Written request:
Here are some records. Copy each one exactly.

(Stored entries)
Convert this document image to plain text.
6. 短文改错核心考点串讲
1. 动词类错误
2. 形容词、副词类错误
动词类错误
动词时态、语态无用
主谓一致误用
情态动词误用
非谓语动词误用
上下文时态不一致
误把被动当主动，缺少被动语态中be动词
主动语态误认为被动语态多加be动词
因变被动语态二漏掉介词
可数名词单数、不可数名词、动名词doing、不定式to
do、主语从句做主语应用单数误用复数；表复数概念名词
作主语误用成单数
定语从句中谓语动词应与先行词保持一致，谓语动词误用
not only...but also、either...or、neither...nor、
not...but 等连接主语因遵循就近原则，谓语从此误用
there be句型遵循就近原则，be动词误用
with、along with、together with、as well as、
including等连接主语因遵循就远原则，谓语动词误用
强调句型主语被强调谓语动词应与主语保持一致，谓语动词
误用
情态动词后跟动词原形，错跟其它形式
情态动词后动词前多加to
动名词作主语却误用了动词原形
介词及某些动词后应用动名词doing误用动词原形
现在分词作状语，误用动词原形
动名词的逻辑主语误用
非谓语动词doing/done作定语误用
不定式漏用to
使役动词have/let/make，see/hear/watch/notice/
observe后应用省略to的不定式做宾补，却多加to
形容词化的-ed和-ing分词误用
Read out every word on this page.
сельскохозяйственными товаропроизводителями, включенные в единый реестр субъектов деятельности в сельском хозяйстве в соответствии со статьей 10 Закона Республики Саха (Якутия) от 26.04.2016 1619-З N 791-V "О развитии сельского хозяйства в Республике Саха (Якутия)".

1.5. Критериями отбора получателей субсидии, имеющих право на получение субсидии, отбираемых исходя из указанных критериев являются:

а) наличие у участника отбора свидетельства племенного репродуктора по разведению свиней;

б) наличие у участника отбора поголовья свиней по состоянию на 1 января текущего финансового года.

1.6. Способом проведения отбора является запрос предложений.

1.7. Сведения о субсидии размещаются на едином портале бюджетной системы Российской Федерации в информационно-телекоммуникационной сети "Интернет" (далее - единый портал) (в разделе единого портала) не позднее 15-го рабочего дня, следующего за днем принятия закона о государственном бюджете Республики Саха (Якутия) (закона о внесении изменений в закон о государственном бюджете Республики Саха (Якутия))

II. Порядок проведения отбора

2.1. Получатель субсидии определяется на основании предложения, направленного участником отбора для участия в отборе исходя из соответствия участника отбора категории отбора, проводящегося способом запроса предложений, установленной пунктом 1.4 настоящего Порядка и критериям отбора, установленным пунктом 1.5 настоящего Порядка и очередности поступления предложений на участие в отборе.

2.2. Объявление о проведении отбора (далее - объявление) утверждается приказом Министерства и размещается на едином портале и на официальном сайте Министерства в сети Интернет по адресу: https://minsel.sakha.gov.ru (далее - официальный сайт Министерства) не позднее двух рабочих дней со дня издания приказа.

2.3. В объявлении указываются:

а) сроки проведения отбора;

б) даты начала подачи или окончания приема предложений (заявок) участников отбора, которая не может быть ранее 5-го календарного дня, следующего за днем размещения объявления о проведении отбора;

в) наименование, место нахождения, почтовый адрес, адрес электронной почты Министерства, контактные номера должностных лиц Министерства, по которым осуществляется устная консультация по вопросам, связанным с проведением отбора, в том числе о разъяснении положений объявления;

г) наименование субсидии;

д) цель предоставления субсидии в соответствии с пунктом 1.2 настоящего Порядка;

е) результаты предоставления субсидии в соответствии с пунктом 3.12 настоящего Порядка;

Solution to this exercise:
Convert this document image to plain text.
6. 短文改错核心考点串讲
1. 动词类错误
2. 形容词、副词类错误
动词类错误
动词时态、语态无用
主谓一致误用
情态动词误用
非谓语动词误用
上下文时态不一致
误把被动当主动，缺少被动语态中be动词
主动语态误认为被动语态多加be动词
因变被动语态二漏掉介词
可数名词单数、不可数名词、动名词doing、不定式to
do、主语从句做主语应用单数误用复数；表复数概念名词
作主语误用成单数
定语从句中谓语动词应与先行词保持一致，谓语动词误用
not only...but also、either...or、neither...nor、
not...but 等连接主语因遵循就近原则，谓语从此误用
there be句型遵循就近原则，be动词误用
with、along with、together with、as well as、
including等连接主语因遵循就远原则，谓语动词误用
强调句型主语被强调谓语动词应与主语保持一致，谓语动词
误用
情态动词后跟动词原形，错跟其它形式
情态动词后动词前多加to
动名词作主语却误用了动词原形
介词及某些动词后应用动名词doing误用动词原形
现在分词作状语，误用动词原形
动名词的逻辑主语误用
非谓语动词doing/done作定语误用
不定式漏用to
使役动词have/let/make，see/hear/watch/notice/
observe后应用省略to的不定式做宾补，却多加to
形容词化的-ed和-ing分词误用
Read out every word on this page.
сельскохозяйственными товаропроизводителями, включенные в единый реестр субъектов деятельности в сельском хозяйстве в соответствии со статьей 10 Закона Республики Саха (Якутия) от 26.04.2016 1619-З N 791-V "О развитии сельского хозяйства в Республике Саха (Якутия)".

1.5. Критериями отбора получателей субсидии, имеющих право на получение субсидии, отбираемых исходя из указанных критериев являются:

а) наличие у участника отбора свидетельства племенного репродуктора по разведению свиней;

б) наличие у участника отбора поголовья свиней по состоянию на 1 января текущего финансового года.

1.6. Способом проведения отбора является запрос предложений.

1.7. Сведения о субсидии размещаются на едином портале бюджетной системы Российской Федерации в информационно-телекоммуникационной сети "Интернет" (далее - единый портал) (в разделе единого портала) не позднее 15-го рабочего дня, следующего за днем принятия закона о государственном бюджете Республики Саха (Якутия) (закона о внесении изменений в закон о государственном бюджете Республики Саха (Якутия))

II. Порядок проведения отбора

2.1. Получатель субсидии определяется на основании предложения, направленного участником отбора для участия в отборе исходя из соответствия участника отбора категории отбора, проводящегося способом запроса предложений, установленной пунктом 1.4 настоящего Порядка и критериям отбора, установленным пунктом 1.5 настоящего Порядка и очередности поступления предложений на участие в отборе.

2.2. Объявление о проведении отбора (далее - объявление) утверждается приказом Министерства и размещается на едином портале и на официальном сайте Министерства в сети Интернет по адресу: https://minsel.sakha.gov.ru (далее - официальный сайт Министерства) не позднее двух рабочих дней со дня издания приказа.

2.3. В объявлении указываются:

а) сроки проведения отбора;

б) даты начала подачи или окончания приема предложений (заявок) участников отбора, которая не может быть ранее 5-го календарного дня, следующего за днем размещения объявления о проведении отбора;

в) наименование, место нахождения, почтовый адрес, адрес электронной почты Министерства, контактные номера должностных лиц Министерства, по которым осуществляется устная консультация по вопросам, связанным с проведением отбора, в том числе о разъяснении положений объявления;

г) наименование субсидии;

д) цель предоставления субсидии в соответствии с пунктом 1.2 настоящего Порядка;

е) результаты предоставления субсидии в соответствии с пунктом 3.12 настоящего Порядка;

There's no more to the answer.